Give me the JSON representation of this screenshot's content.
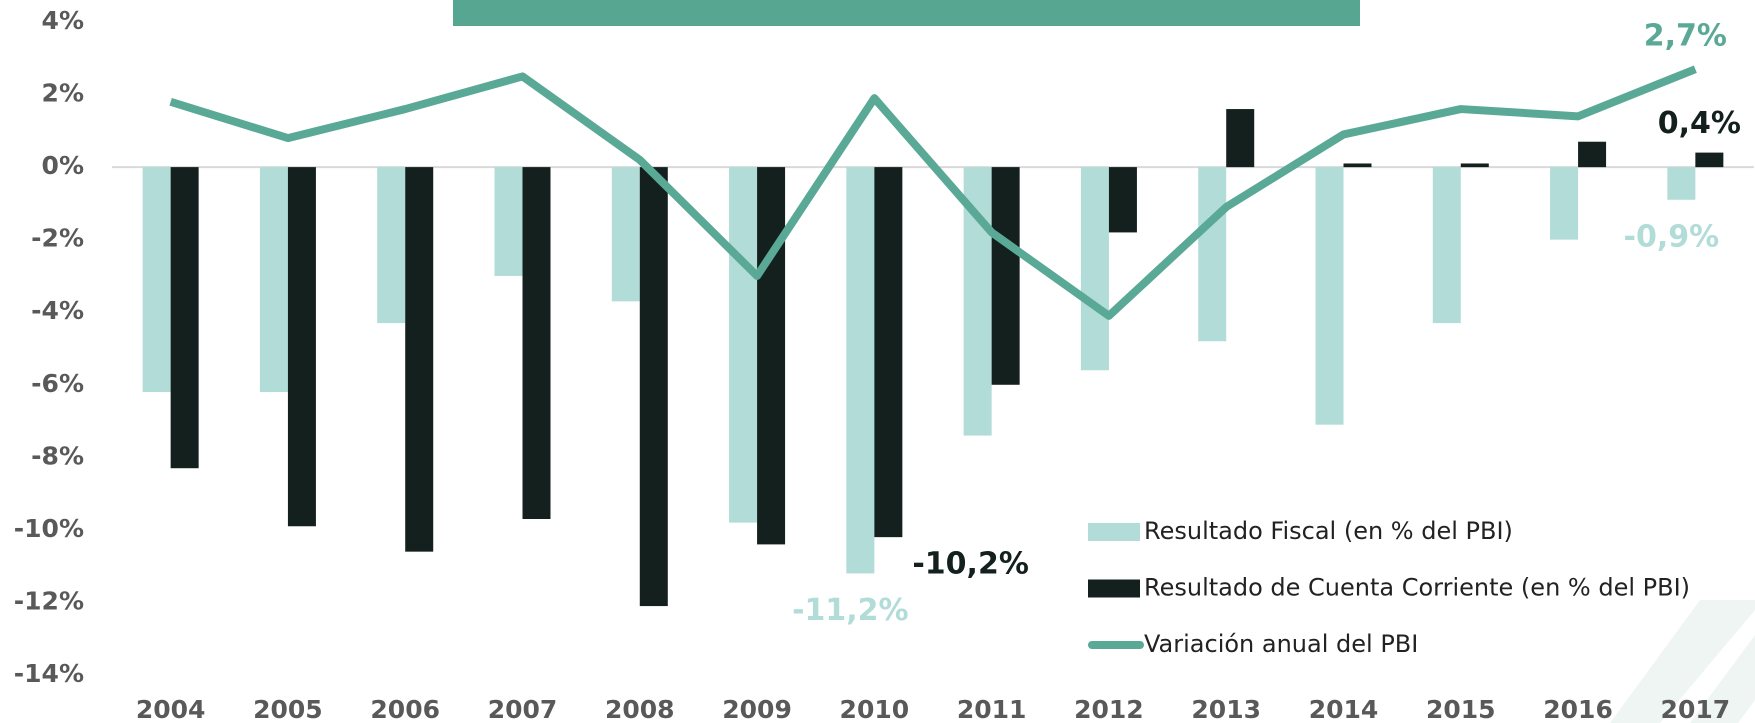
{
  "chart_data": {
    "type": "bar_line",
    "categories": [
      "2004",
      "2005",
      "2006",
      "2007",
      "2008",
      "2009",
      "2010",
      "2011",
      "2012",
      "2013",
      "2014",
      "2015",
      "2016",
      "2017"
    ],
    "series": [
      {
        "name": "Resultado Fiscal (en % del PBI)",
        "type": "bar",
        "color": "#b2dcd8",
        "values": [
          -6.2,
          -6.2,
          -4.3,
          -3.0,
          -3.7,
          -9.8,
          -11.2,
          -7.4,
          -5.6,
          -4.8,
          -7.1,
          -4.3,
          -2.0,
          -0.9
        ],
        "value_labels": [
          null,
          null,
          null,
          null,
          null,
          null,
          "-11,2%",
          null,
          null,
          null,
          null,
          null,
          null,
          "-0,9%"
        ]
      },
      {
        "name": "Resultado de Cuenta Corriente (en % del PBI)",
        "type": "bar",
        "color": "#13201d",
        "values": [
          -8.3,
          -9.9,
          -10.6,
          -9.7,
          -12.1,
          -10.4,
          -10.2,
          -6.0,
          -1.8,
          1.6,
          0.1,
          0.1,
          0.7,
          0.4
        ],
        "value_labels": [
          null,
          null,
          null,
          null,
          null,
          null,
          "-10,2%",
          null,
          null,
          null,
          null,
          null,
          null,
          "0,4%"
        ]
      },
      {
        "name": "Variación anual del PBI",
        "type": "line",
        "color": "#5aa896",
        "values": [
          1.8,
          0.8,
          1.6,
          2.5,
          0.2,
          -3.0,
          1.9,
          -1.8,
          -4.1,
          -1.1,
          0.9,
          1.6,
          1.4,
          2.7
        ],
        "value_labels": [
          null,
          null,
          null,
          null,
          null,
          null,
          null,
          null,
          null,
          null,
          null,
          null,
          null,
          "2,7%"
        ]
      }
    ],
    "ylim": [
      -14,
      4
    ],
    "yticks": [
      {
        "value": 4,
        "label": "4%"
      },
      {
        "value": 2,
        "label": "2%"
      },
      {
        "value": 0,
        "label": "0%"
      },
      {
        "value": -2,
        "label": "-2%"
      },
      {
        "value": -4,
        "label": "-4%"
      },
      {
        "value": -6,
        "label": "-6%"
      },
      {
        "value": -8,
        "label": "-8%"
      },
      {
        "value": -10,
        "label": "-10%"
      },
      {
        "value": -12,
        "label": "-12%"
      },
      {
        "value": -14,
        "label": "-14%"
      }
    ],
    "grid": false,
    "legend": "lower right"
  }
}
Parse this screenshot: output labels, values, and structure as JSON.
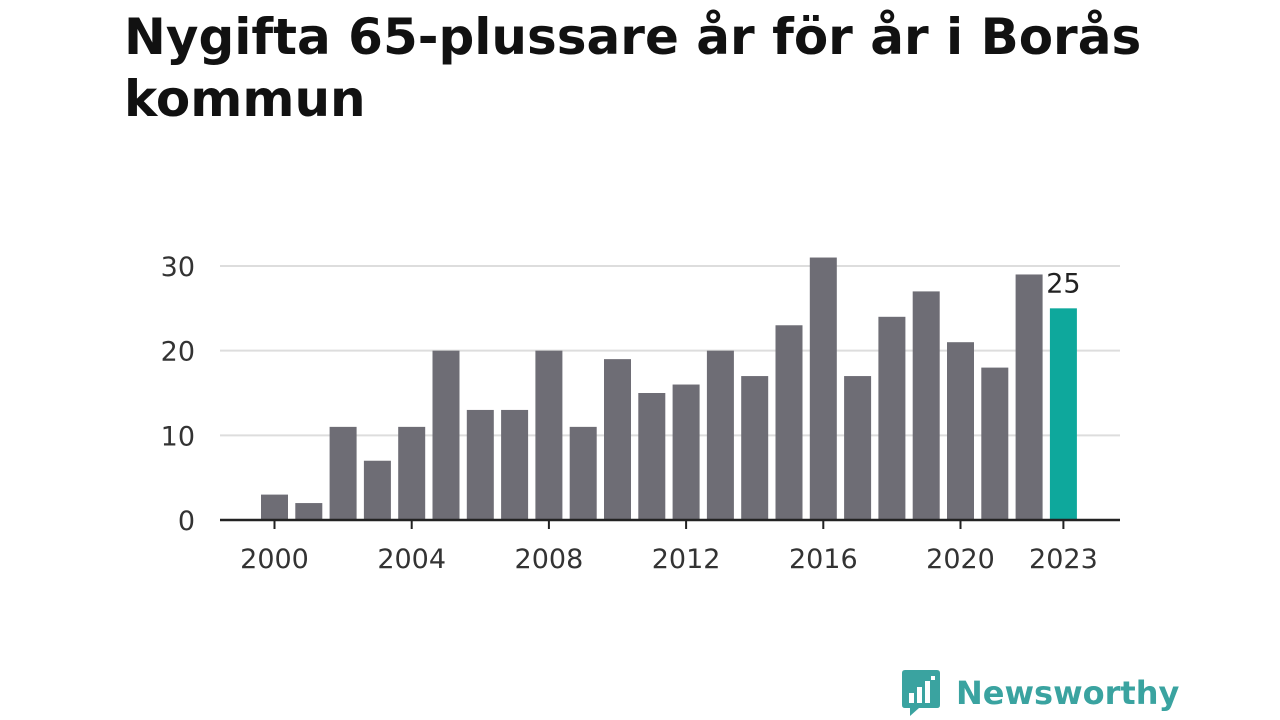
{
  "title": "Nygifta 65-plussare år för år i Borås kommun",
  "colors": {
    "bar": "#6e6d75",
    "highlight": "#0ea89c",
    "grid": "#dddddd",
    "axis": "#222222",
    "logo": "#3aa3a0"
  },
  "chart_data": {
    "type": "bar",
    "title": "Nygifta 65-plussare år för år i Borås kommun",
    "xlabel": "",
    "ylabel": "",
    "x": [
      2000,
      2001,
      2002,
      2003,
      2004,
      2005,
      2006,
      2007,
      2008,
      2009,
      2010,
      2011,
      2012,
      2013,
      2014,
      2015,
      2016,
      2017,
      2018,
      2019,
      2020,
      2021,
      2022,
      2023
    ],
    "values": [
      3,
      2,
      11,
      7,
      11,
      20,
      13,
      13,
      20,
      11,
      19,
      15,
      16,
      20,
      17,
      23,
      31,
      17,
      24,
      27,
      21,
      18,
      29,
      25
    ],
    "highlight_x": 2023,
    "highlight_label": "25",
    "ylim": [
      0,
      30
    ],
    "yticks": [
      "0",
      "10",
      "20",
      "30"
    ],
    "xticks": [
      "2000",
      "2004",
      "2008",
      "2012",
      "2016",
      "2020",
      "2023"
    ],
    "grid": true,
    "legend": "none"
  },
  "branding": {
    "logo_text": "Newsworthy",
    "logo_icon": "bar-chart-speech-bubble-icon"
  }
}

→ Short task: Gather each line that holds "this".

→ Solved exercise:
Give me the JSON representation of this screenshot's content.
Parse this screenshot: output labels, values, and structure as JSON.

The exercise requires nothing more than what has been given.